• **What you will do**
Copy each line where the word "that" occurs.

Data excerpts
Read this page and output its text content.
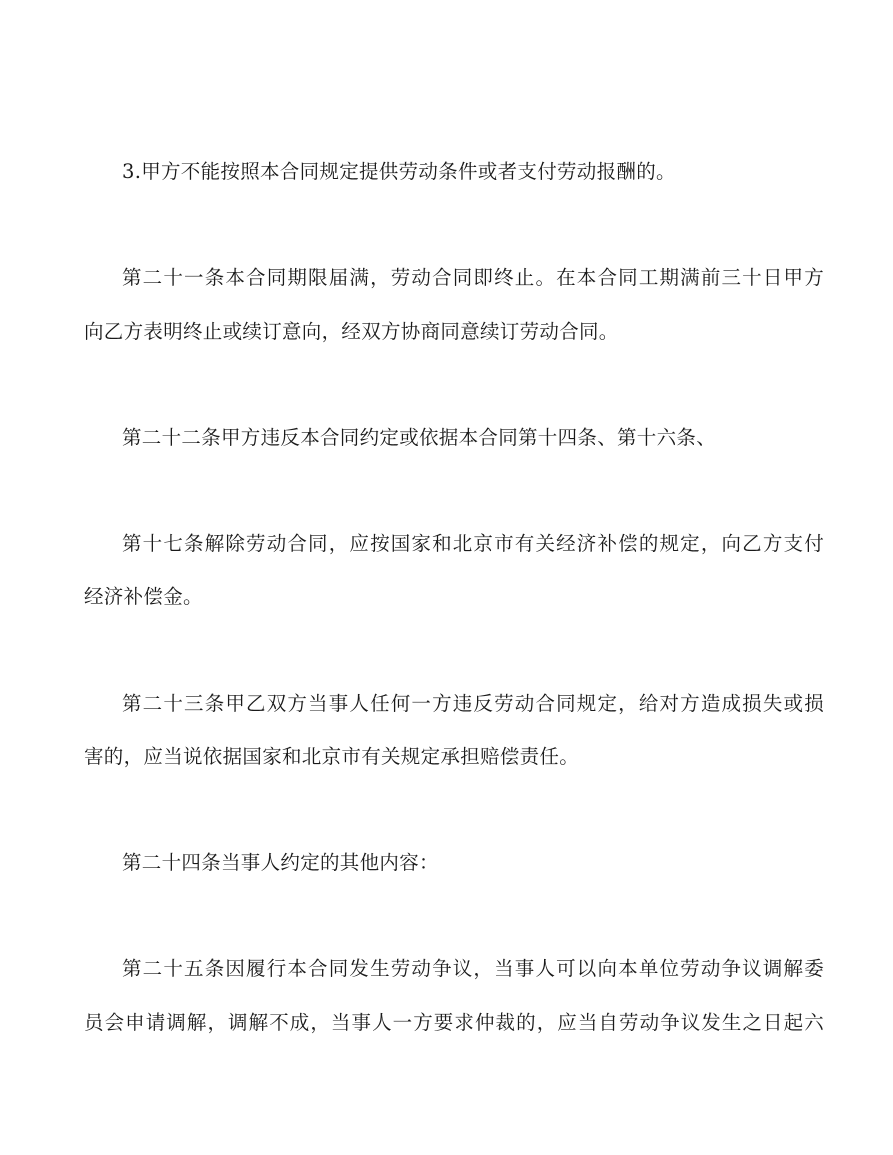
3.甲方不能按照本合同规定提供劳动条件或者支付劳动报酬的。
第二十一条本合同期限届满，劳动合同即终止。在本合同工期满前三十日甲方
向乙方表明终止或续订意向，经双方协商同意续订劳动合同。
第二十二条甲方违反本合同约定或依据本合同第十四条、第十六条、
第十七条解除劳动合同，应按国家和北京市有关经济补偿的规定，向乙方支付
经济补偿金。
第二十三条甲乙双方当事人任何一方违反劳动合同规定，给对方造成损失或损
害的，应当说依据国家和北京市有关规定承担赔偿责任。
第二十四条当事人约定的其他内容：
第二十五条因履行本合同发生劳动争议，当事人可以向本单位劳动争议调解委
员会申请调解，调解不成，当事人一方要求仲裁的，应当自劳动争议发生之日起六
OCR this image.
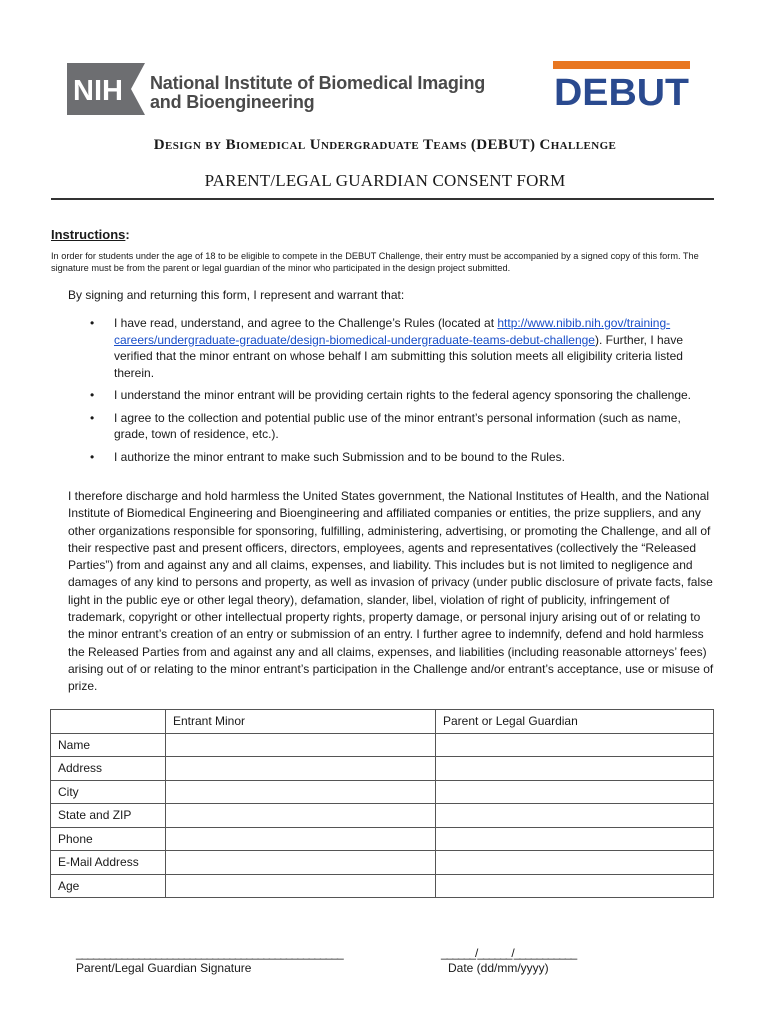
NIH National Institute of Biomedical Imaging
and Bioengineering	DEBUT
Design by Biomedical Undergraduate Teams (DEBUT) Challenge
PARENT/LEGAL GUARDIAN CONSENT FORM
Instructions:
In order for students under the age of 18 to be eligible to compete in the DEBUT Challenge, their entry must be accompanied by a signed copy of this form. The signature must be from the parent or legal guardian of the minor who participated in the design project submitted.
By signing and returning this form, I represent and warrant that:
• I have read, understand, and agree to the Challenge’s Rules (located at http://www.nibib.nih.gov/training-careers/undergraduate-graduate/design-biomedical-undergraduate-teams-debut-challenge). Further, I have verified that the minor entrant on whose behalf I am submitting this solution meets all eligibility criteria listed therein.
• I understand the minor entrant will be providing certain rights to the federal agency sponsoring the challenge.
• I agree to the collection and potential public use of the minor entrant’s personal information (such as name, grade, town of residence, etc.).
• I authorize the minor entrant to make such Submission and to be bound to the Rules.
I therefore discharge and hold harmless the United States government, the National Institutes of Health, and the National Institute of Biomedical Engineering and Bioengineering and affiliated companies or entities, the prize suppliers, and any other organizations responsible for sponsoring, fulfilling, administering, advertising, or promoting the Challenge, and all of their respective past and present officers, directors, employees, agents and representatives (collectively the “Released Parties”) from and against any and all claims, expenses, and liability. This includes but is not limited to negligence and damages of any kind to persons and property, as well as invasion of privacy (under public disclosure of private facts, false light in the public eye or other legal theory), defamation, slander, libel, violation of right of publicity, infringement of trademark, copyright or other intellectual property rights, property damage, or personal injury arising out of or relating to the minor entrant’s creation of an entry or submission of an entry. I further agree to indemnify, defend and hold harmless the Released Parties from and against any and all claims, expenses, and liabilities (including reasonable attorneys’ fees) arising out of or relating to the minor entrant’s participation in the Challenge and/or entrant’s acceptance, use or misuse of prize.
	Entrant Minor	Parent or Legal Guardian
Name		
Address		
City		
State and ZIP		
Phone		
E-Mail Address		
Age		
_______________________________________________
Parent/Legal Guardian Signature
______/______/___________
Date (dd/mm/yyyy)
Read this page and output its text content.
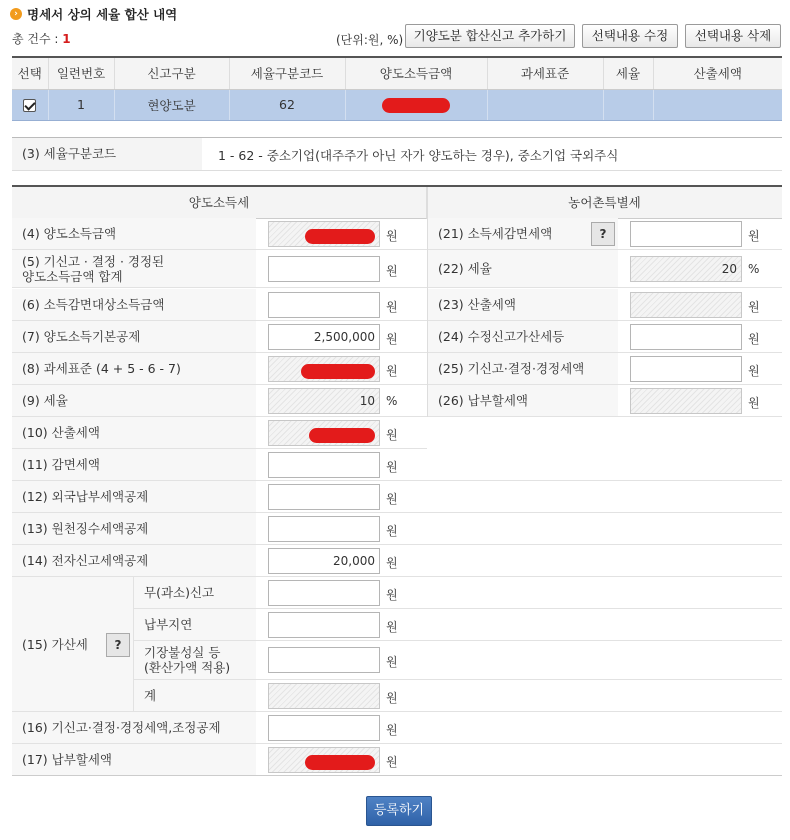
› 명세서 상의 세율 합산 내역
총 건수 : 1	(단위:원, %) 기양도분 합산신고 추가하기	선택내용 수정	선택내용 삭제
선택	일련번호	신고구분	세율구분코드	양도소득금액	과세표준	세율	산출세액
	1	현양도분	62				
(3) 세율구분코드	1 - 62 - 중소기업(대주주가 아닌 자가 양도하는 경우), 중소기업 국외주식
양도소득세	농어촌특별세
(4) 양도소득금액	원
(5) 기신고 · 결정 · 경정된
양도소득금액 합계	원
(6) 소득감면대상소득금액	원
(7) 양도소득기본공제	2,500,000 원
(8) 과세표준 (4 + 5 - 6 - 7)	원
(9) 세율	10 %
(10) 산출세액	원
(11) 감면세액	원
(12) 외국납부세액공제	원
(13) 원천징수세액공제	원
(14) 전자신고세액공제	20,000 원
(15) 가산세	?
무(과소)신고	원
납부지연	원
기장불성실 등
(환산가액 적용)	원
계	원
(16) 기신고·결정·경정세액,조정공제	원
(17) 납부할세액	원
(21) 소득세감면세액	?	원
(22) 세율	20 %
(23) 산출세액	원
(24) 수정신고가산세등	원
(25) 기신고·결정·경정세액	원
(26) 납부할세액	원
등록하기
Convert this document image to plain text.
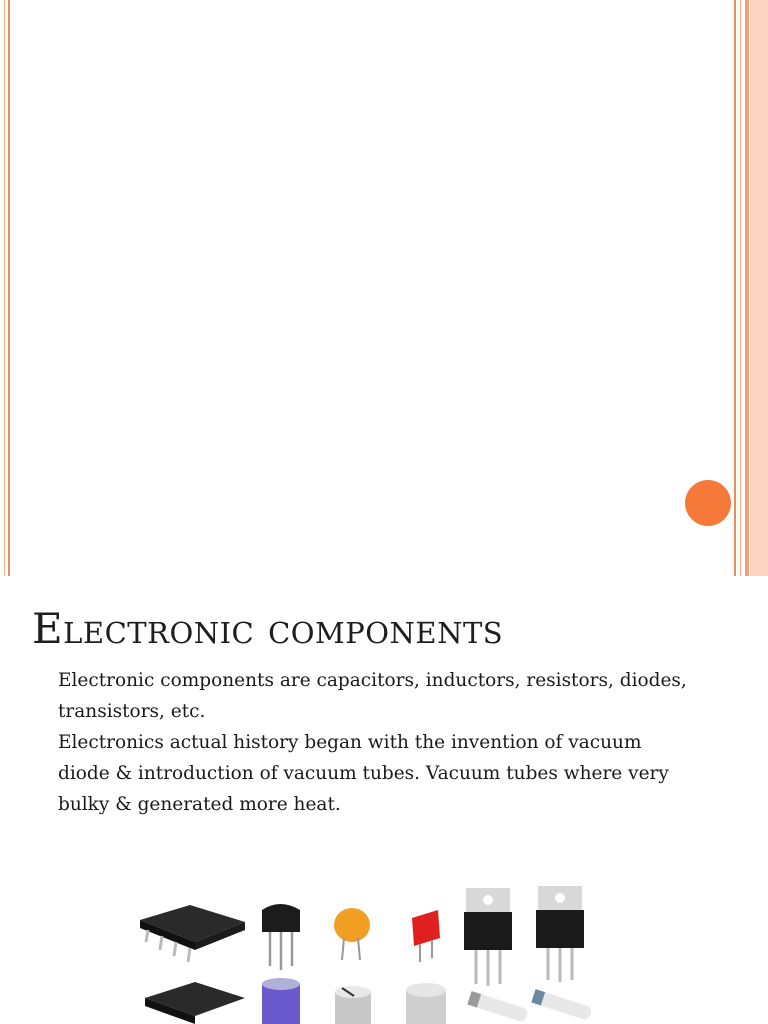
Electronic components

Electronic components are capacitors, inductors, resistors, diodes, transistors, etc.

Electronics actual history began with the invention of vacuum diode & introduction of vacuum tubes. Vacuum tubes where very bulky & generated more heat.
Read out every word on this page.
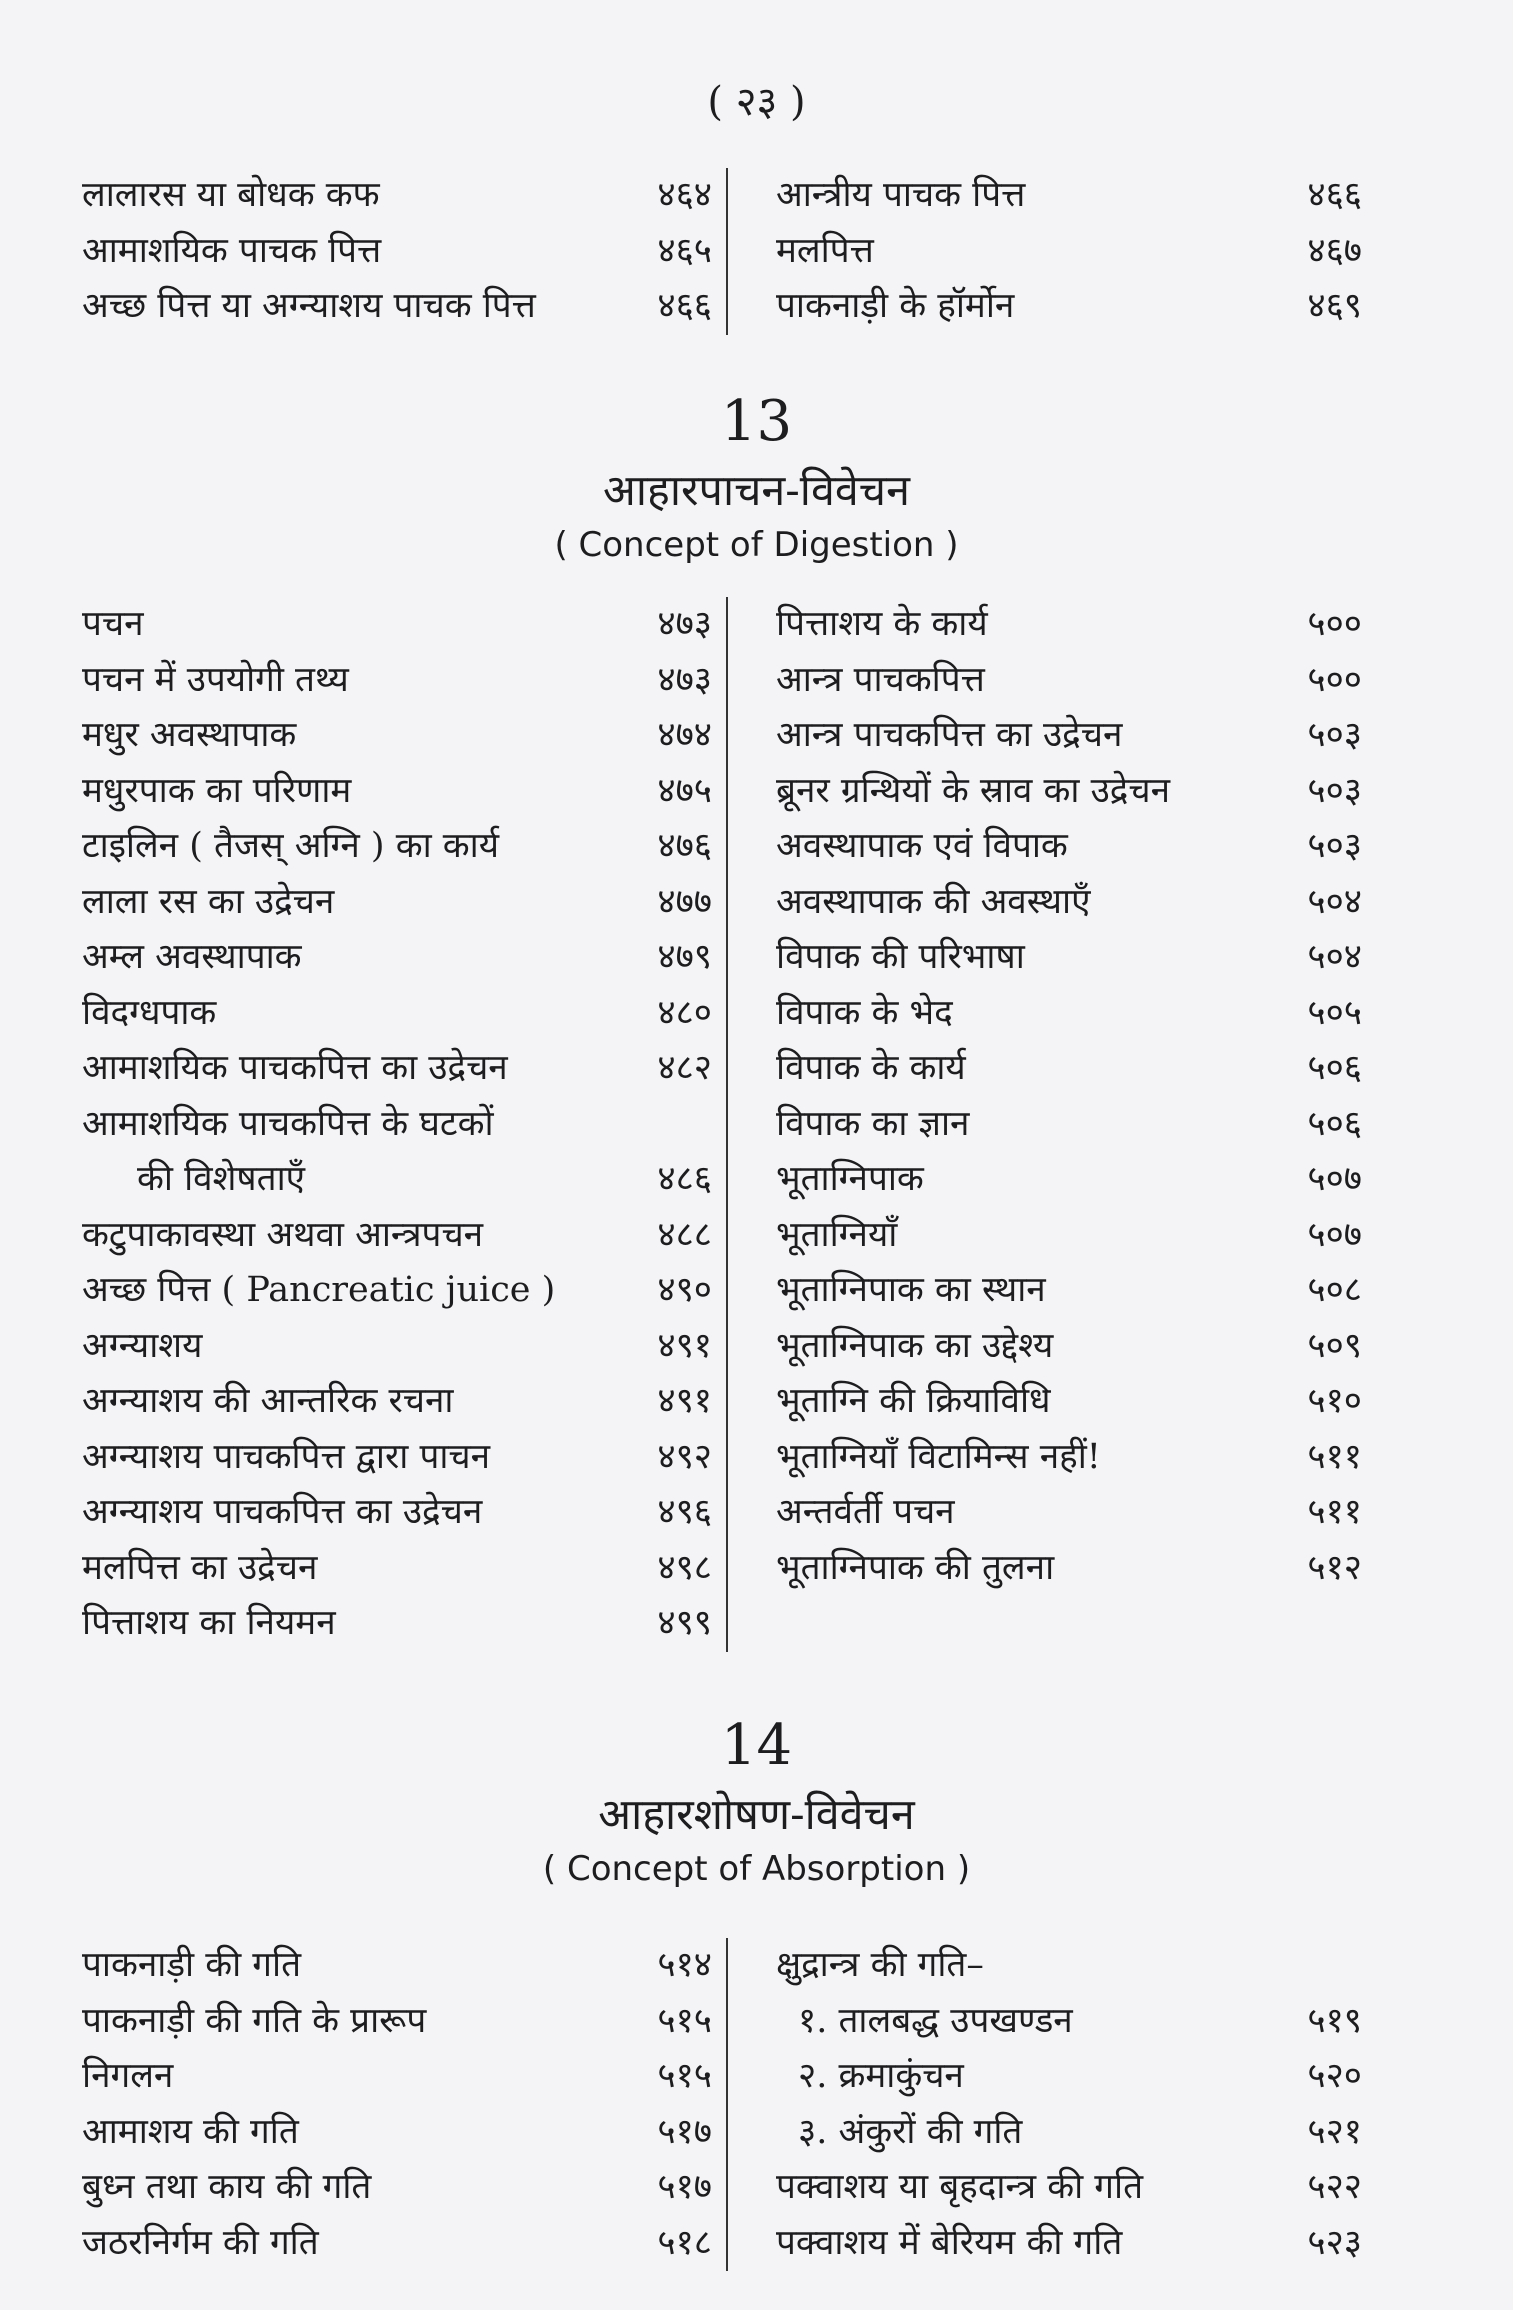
( २३ )
लालारस या बोधक कफ	४६४
आमाशयिक पाचक पित्त	४६५
अच्छ पित्त या अग्न्याशय पाचक पित्त	४६६
आन्त्रीय पाचक पित्त	४६६
मलपित्त	४६७
पाकनाड़ी के हॉर्मोन	४६९
13
आहारपाचन-विवेचन
( Concept of Digestion )
पचन	४७३
पचन में उपयोगी तथ्य	४७३
मधुर अवस्थापाक	४७४
मधुरपाक का परिणाम	४७५
टाइलिन ( तैजस् अग्नि ) का कार्य	४७६
लाला रस का उद्रेचन	४७७
अम्ल अवस्थापाक	४७९
विदग्धपाक	४८०
आमाशयिक पाचकपित्त का उद्रेचन	४८२
आमाशयिक पाचकपित्त के घटकों
की विशेषताएँ	४८६
कटुपाकावस्था अथवा आन्त्रपचन	४८८
अच्छ पित्त ( Pancreatic juice )	४९०
अग्न्याशय	४९१
अग्न्याशय की आन्तरिक रचना	४९१
अग्न्याशय पाचकपित्त द्वारा पाचन	४९२
अग्न्याशय पाचकपित्त का उद्रेचन	४९६
मलपित्त का उद्रेचन	४९८
पित्ताशय का नियमन	४९९
पित्ताशय के कार्य	५००
आन्त्र पाचकपित्त	५००
आन्त्र पाचकपित्त का उद्रेचन	५०३
ब्रूनर ग्रन्थियों के स्राव का उद्रेचन	५०३
अवस्थापाक एवं विपाक	५०३
अवस्थापाक की अवस्थाएँ	५०४
विपाक की परिभाषा	५०४
विपाक के भेद	५०५
विपाक के कार्य	५०६
विपाक का ज्ञान	५०६
भूताग्निपाक	५०७
भूताग्नियाँ	५०७
भूताग्निपाक का स्थान	५०८
भूताग्निपाक का उद्देश्य	५०९
भूताग्नि की क्रियाविधि	५१०
भूताग्नियाँ विटामिन्स नहीं!	५११
अन्तर्वर्ती पचन	५११
भूताग्निपाक की तुलना	५१२
14
आहारशोषण-विवेचन
( Concept of Absorption )
पाकनाड़ी की गति	५१४
पाकनाड़ी की गति के प्रारूप	५१५
निगलन	५१५
आमाशय की गति	५१७
बुध्न तथा काय की गति	५१७
जठरनिर्गम की गति	५१८
क्षुद्रान्त्र की गति–
१. तालबद्ध उपखण्डन	५१९
२. क्रमाकुंचन	५२०
३. अंकुरों की गति	५२१
पक्वाशय या बृहदान्त्र की गति	५२२
पक्वाशय में बेरियम की गति	५२३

• **Completed task**
By signing and returning this form, I represent and warrant that:
• I have read, understand, and agree to the Challenge’s Rules (located at http://www.nibib.nih.gov/training-careers/undergraduate-graduate/design-biomedical-undergraduate-teams-debut-challenge). Further, I have verified that the minor entrant on whose behalf I am submitting this solution meets all eligibility criteria listed therein.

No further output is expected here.